*Required task*.
Restate the entries word for word, omitting nothing.
►
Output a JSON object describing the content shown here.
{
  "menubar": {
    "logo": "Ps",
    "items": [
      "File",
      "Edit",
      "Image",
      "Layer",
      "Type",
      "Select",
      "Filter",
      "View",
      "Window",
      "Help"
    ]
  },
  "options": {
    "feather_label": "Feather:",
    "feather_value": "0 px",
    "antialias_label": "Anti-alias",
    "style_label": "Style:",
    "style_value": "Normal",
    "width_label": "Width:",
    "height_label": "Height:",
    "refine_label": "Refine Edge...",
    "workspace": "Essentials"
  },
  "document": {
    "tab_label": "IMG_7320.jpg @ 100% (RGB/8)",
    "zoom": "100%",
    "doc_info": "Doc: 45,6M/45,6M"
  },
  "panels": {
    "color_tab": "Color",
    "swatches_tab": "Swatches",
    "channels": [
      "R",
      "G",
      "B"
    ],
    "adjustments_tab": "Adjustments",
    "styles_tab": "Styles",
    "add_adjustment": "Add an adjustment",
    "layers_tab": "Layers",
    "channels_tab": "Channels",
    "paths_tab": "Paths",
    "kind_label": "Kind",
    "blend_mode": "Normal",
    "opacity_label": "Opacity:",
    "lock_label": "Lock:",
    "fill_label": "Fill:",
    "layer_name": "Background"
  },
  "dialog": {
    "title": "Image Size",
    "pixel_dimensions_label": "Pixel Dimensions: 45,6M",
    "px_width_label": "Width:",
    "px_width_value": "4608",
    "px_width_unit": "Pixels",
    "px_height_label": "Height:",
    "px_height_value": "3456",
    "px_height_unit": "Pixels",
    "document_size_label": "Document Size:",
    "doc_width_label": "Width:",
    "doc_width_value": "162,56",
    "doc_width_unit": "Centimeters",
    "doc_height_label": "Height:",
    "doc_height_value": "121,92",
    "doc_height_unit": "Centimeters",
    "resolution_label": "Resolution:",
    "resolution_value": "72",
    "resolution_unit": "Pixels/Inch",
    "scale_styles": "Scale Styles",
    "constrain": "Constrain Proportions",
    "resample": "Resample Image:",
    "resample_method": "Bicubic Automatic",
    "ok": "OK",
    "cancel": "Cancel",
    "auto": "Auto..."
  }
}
◄
*Reply*.
Output a JSON object describing the content shown here.
{
  "menubar": {
    "logo": "Ps",
    "items": [
      "File",
      "Edit",
      "Image",
      "Layer",
      "Type",
      "Select",
      "Filter",
      "View",
      "Window",
      "Help"
    ]
  },
  "options": {
    "feather_label": "Feather:",
    "feather_value": "0 px",
    "antialias_label": "Anti-alias",
    "style_label": "Style:",
    "style_value": "Normal",
    "width_label": "Width:",
    "height_label": "Height:",
    "refine_label": "Refine Edge...",
    "workspace": "Essentials"
  },
  "document": {
    "tab_label": "IMG_7320.jpg @ 100% (RGB/8)",
    "zoom": "100%",
    "doc_info": "Doc: 45,6M/45,6M"
  },
  "panels": {
    "color_tab": "Color",
    "swatches_tab": "Swatches",
    "channels": [
      "R",
      "G",
      "B"
    ],
    "adjustments_tab": "Adjustments",
    "styles_tab": "Styles",
    "add_adjustment": "Add an adjustment",
    "layers_tab": "Layers",
    "channels_tab": "Channels",
    "paths_tab": "Paths",
    "kind_label": "Kind",
    "blend_mode": "Normal",
    "opacity_label": "Opacity:",
    "lock_label": "Lock:",
    "fill_label": "Fill:",
    "layer_name": "Background"
  },
  "dialog": {
    "title": "Image Size",
    "pixel_dimensions_label": "Pixel Dimensions: 45,6M",
    "px_width_label": "Width:",
    "px_width_value": "4608",
    "px_width_unit": "Pixels",
    "px_height_label": "Height:",
    "px_height_value": "3456",
    "px_height_unit": "Pixels",
    "document_size_label": "Document Size:",
    "doc_width_label": "Width:",
    "doc_width_value": "162,56",
    "doc_width_unit": "Centimeters",
    "doc_height_label": "Height:",
    "doc_height_value": "121,92",
    "doc_height_unit": "Centimeters",
    "resolution_label": "Resolution:",
    "resolution_value": "72",
    "resolution_unit": "Pixels/Inch",
    "scale_styles": "Scale Styles",
    "constrain": "Constrain Proportions",
    "resample": "Resample Image:",
    "resample_method": "Bicubic Automatic",
    "ok": "OK",
    "cancel": "Cancel",
    "auto": "Auto..."
  }
}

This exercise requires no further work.